- **Data entries**

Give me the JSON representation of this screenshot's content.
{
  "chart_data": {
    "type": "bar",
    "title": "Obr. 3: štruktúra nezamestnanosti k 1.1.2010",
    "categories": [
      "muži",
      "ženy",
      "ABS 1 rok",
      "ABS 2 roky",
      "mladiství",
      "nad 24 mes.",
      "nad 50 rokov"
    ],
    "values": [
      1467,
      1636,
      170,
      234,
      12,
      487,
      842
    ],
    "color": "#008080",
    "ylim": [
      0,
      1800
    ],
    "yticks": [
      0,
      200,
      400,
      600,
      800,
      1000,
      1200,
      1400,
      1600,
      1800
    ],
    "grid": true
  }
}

==

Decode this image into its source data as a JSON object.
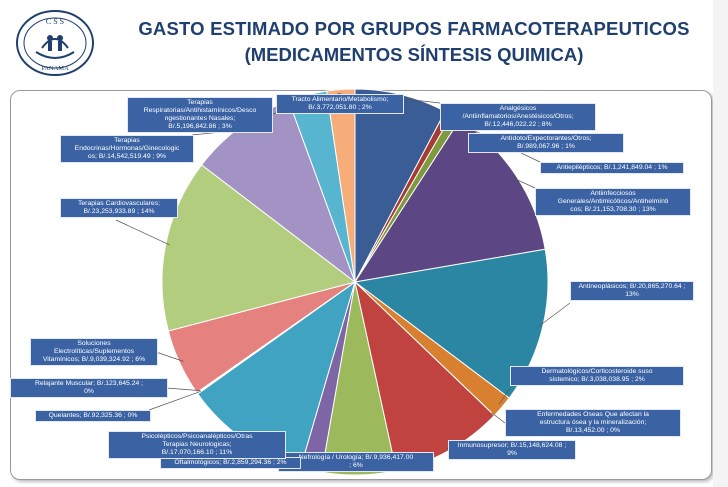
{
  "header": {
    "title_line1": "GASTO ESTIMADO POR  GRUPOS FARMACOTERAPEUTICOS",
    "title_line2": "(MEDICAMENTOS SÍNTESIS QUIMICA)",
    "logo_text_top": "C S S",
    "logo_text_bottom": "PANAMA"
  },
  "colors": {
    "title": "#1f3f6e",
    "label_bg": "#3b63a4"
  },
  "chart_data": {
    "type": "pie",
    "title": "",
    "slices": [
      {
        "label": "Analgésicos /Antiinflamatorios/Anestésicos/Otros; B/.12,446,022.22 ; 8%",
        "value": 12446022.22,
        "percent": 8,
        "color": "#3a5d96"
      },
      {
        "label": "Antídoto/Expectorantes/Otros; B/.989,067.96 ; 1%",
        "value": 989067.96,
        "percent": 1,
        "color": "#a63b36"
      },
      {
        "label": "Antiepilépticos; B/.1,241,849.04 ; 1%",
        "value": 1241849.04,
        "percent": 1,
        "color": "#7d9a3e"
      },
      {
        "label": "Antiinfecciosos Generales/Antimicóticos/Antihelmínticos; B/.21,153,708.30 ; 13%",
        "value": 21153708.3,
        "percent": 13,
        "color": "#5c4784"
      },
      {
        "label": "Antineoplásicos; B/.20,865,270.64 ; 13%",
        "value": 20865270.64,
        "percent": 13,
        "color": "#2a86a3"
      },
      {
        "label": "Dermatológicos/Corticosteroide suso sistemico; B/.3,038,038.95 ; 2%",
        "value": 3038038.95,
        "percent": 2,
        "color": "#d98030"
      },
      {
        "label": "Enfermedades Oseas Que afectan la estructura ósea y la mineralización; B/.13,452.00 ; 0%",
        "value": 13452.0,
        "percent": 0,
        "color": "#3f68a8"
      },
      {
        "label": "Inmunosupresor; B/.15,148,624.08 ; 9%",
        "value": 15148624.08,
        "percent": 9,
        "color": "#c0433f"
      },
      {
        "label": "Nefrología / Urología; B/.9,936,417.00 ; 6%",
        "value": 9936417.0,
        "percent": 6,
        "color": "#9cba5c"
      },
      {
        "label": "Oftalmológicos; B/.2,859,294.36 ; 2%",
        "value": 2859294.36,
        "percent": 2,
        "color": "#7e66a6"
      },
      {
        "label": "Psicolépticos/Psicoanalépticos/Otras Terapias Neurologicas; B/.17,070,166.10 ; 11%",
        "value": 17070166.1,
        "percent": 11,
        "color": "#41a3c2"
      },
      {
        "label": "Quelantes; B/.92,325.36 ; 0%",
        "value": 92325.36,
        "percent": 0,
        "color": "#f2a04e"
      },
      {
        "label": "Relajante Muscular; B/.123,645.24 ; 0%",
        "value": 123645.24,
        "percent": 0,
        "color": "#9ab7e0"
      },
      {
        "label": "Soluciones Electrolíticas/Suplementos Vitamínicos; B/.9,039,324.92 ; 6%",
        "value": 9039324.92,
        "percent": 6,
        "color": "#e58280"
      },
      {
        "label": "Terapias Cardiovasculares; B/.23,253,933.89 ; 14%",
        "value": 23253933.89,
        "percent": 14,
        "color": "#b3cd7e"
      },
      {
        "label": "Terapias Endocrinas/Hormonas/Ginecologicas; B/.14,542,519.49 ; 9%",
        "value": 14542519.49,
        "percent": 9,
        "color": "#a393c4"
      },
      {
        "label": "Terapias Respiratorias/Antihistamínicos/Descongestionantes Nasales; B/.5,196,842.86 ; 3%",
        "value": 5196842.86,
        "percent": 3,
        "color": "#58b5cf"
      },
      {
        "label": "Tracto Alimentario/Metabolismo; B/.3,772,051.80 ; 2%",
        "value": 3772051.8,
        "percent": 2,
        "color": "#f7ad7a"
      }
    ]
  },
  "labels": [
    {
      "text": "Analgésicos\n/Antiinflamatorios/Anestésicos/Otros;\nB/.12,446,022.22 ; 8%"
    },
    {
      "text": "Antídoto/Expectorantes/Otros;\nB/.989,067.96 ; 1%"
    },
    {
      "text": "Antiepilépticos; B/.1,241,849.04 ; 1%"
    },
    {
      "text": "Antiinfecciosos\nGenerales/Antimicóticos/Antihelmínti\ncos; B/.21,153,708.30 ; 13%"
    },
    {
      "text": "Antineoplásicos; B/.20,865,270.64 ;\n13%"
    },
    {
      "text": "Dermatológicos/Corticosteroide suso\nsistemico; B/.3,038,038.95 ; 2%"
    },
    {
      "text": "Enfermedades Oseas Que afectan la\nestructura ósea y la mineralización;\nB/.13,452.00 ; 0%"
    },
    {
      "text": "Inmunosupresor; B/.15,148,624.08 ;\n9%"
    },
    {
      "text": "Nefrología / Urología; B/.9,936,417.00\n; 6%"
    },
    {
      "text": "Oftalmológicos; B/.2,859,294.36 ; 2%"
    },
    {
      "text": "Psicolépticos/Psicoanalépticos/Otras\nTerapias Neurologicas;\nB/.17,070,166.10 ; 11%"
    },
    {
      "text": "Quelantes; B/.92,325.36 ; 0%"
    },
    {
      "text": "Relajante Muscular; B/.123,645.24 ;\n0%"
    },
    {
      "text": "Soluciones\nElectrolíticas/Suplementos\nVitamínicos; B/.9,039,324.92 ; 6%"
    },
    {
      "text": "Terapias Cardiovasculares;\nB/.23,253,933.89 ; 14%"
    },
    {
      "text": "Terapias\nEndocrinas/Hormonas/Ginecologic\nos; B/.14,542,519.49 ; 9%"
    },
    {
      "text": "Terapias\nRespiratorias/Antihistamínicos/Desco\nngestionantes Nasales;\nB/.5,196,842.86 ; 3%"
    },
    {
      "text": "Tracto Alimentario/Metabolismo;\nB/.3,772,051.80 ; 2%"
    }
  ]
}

- **INSTRUCTION**
Copy every line from the entries that contains the word "this".

- **ANSWER TO THE TASK**
Give me the JSON representation of this screenshot's content.
Decode this image into its source data as a JSON object.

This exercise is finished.